**Brief**
In this exercise, return the whole listing exactly, excluding any images.

Begin Extracted records

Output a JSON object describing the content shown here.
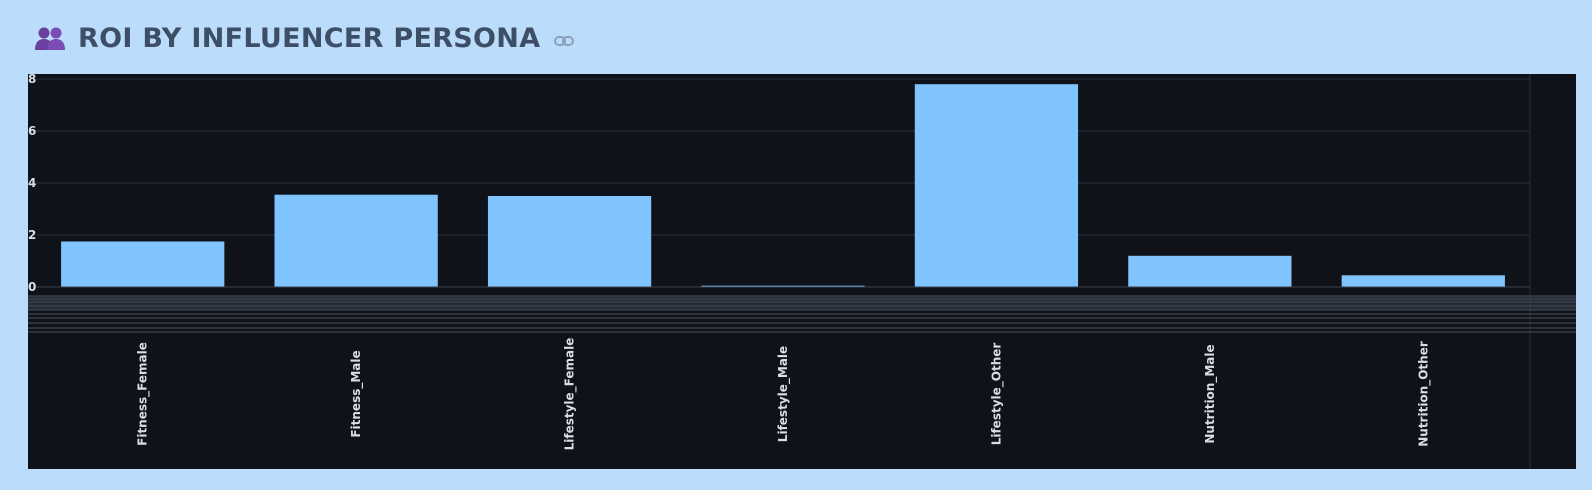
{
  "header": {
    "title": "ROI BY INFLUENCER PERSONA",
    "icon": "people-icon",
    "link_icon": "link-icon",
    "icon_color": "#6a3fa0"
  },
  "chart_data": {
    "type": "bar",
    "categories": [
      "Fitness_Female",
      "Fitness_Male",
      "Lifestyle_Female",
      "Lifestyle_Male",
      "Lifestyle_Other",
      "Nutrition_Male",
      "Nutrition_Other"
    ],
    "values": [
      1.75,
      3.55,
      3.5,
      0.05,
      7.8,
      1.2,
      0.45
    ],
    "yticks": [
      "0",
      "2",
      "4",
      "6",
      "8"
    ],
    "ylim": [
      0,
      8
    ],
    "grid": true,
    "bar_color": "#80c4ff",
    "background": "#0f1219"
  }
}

End Extracted records

**Result for this exercise**
Output a JSON object describing the content shown here.
{
  "header": {
    "title": "ROI BY INFLUENCER PERSONA",
    "icon": "people-icon",
    "link_icon": "link-icon",
    "icon_color": "#6a3fa0"
  },
  "chart_data": {
    "type": "bar",
    "categories": [
      "Fitness_Female",
      "Fitness_Male",
      "Lifestyle_Female",
      "Lifestyle_Male",
      "Lifestyle_Other",
      "Nutrition_Male",
      "Nutrition_Other"
    ],
    "values": [
      1.75,
      3.55,
      3.5,
      0.05,
      7.8,
      1.2,
      0.45
    ],
    "yticks": [
      "0",
      "2",
      "4",
      "6",
      "8"
    ],
    "ylim": [
      0,
      8
    ],
    "grid": true,
    "bar_color": "#80c4ff",
    "background": "#0f1219"
  }
}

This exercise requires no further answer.